== THE RECORDS ==
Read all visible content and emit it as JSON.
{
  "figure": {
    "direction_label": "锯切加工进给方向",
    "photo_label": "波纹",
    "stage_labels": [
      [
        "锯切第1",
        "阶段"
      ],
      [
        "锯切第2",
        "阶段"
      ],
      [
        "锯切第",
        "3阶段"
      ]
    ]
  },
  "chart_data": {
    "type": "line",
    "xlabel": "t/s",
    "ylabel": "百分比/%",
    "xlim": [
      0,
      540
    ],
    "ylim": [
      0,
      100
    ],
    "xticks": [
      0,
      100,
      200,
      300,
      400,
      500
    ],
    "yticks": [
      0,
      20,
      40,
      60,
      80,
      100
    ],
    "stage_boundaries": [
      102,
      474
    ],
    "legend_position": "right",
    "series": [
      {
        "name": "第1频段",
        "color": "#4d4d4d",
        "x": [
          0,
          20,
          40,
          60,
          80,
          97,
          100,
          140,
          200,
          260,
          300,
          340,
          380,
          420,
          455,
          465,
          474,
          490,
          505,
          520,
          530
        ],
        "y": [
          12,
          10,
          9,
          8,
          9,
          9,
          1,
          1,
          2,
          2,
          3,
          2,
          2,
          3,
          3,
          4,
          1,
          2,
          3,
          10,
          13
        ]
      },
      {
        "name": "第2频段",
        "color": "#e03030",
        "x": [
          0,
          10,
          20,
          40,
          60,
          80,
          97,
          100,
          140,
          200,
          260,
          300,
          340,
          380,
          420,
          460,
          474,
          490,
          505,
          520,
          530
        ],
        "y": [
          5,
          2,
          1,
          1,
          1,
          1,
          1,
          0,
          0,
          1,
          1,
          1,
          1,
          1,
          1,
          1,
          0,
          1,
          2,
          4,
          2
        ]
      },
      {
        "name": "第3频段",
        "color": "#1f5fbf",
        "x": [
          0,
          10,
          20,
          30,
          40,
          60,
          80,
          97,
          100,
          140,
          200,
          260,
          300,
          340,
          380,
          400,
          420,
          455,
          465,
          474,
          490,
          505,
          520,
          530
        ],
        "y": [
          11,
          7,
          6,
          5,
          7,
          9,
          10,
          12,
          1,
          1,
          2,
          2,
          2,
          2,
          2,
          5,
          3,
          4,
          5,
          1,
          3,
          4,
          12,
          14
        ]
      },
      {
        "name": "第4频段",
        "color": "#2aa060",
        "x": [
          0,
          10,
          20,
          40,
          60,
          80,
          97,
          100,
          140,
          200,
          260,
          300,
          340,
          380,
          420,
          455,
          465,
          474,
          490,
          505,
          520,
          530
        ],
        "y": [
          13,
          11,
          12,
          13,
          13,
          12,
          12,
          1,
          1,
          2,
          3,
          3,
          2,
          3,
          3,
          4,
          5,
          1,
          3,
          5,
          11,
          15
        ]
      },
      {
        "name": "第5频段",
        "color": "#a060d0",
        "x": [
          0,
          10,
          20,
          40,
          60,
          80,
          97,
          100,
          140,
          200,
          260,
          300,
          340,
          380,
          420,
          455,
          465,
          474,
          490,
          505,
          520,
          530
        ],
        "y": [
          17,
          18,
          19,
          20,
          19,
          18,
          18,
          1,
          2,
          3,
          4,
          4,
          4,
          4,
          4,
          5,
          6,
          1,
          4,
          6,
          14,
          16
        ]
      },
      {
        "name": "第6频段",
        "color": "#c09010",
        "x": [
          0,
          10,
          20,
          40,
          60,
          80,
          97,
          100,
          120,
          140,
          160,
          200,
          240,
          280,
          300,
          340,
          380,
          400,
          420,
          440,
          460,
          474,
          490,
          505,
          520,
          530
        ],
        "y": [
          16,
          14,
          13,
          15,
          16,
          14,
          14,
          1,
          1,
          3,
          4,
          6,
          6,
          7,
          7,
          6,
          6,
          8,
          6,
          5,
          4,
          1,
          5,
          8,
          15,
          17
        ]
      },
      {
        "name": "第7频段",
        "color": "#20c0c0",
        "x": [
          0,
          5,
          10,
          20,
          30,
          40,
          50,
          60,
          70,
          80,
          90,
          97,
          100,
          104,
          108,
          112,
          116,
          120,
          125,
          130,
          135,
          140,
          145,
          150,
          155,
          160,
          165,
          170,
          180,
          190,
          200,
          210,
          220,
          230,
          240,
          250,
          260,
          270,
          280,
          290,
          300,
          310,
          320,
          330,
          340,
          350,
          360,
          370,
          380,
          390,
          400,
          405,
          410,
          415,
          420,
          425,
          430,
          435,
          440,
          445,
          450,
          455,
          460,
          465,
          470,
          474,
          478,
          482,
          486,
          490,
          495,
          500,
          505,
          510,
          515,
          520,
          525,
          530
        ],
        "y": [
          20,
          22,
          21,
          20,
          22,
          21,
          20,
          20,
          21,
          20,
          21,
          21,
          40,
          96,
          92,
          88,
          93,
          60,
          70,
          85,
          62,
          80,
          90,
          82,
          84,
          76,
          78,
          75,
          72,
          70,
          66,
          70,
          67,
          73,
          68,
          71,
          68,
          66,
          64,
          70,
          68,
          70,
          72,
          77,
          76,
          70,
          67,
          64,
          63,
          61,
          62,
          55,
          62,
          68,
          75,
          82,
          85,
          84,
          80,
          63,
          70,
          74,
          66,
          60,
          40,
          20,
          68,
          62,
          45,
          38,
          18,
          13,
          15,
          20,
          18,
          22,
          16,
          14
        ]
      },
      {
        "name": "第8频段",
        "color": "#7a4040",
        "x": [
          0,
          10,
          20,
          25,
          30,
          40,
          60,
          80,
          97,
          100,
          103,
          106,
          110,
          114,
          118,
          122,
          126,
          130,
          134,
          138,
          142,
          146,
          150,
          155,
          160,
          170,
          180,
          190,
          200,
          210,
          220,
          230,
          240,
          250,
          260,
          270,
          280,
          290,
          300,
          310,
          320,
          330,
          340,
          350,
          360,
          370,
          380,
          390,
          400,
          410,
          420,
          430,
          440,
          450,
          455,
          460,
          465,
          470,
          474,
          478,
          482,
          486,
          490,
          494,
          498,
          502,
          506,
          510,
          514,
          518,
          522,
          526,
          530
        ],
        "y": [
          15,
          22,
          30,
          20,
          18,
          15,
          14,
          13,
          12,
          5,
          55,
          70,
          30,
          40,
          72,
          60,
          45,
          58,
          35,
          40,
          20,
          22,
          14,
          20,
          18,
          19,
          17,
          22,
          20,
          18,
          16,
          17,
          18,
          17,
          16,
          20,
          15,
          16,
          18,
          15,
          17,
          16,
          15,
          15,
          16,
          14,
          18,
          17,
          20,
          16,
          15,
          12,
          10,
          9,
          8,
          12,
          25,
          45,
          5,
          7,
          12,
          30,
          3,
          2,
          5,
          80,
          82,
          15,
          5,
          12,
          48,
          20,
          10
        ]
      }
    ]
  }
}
===
YOUR GOAL: Where a line holds "name", copy that line.

SOLVED EXERCISE:
        "name": "第1频段",
        "name": "第2频段",
        "name": "第3频段",
        "name": "第4频段",
        "name": "第5频段",
        "name": "第6频段",
        "name": "第7频段",
        "name": "第8频段",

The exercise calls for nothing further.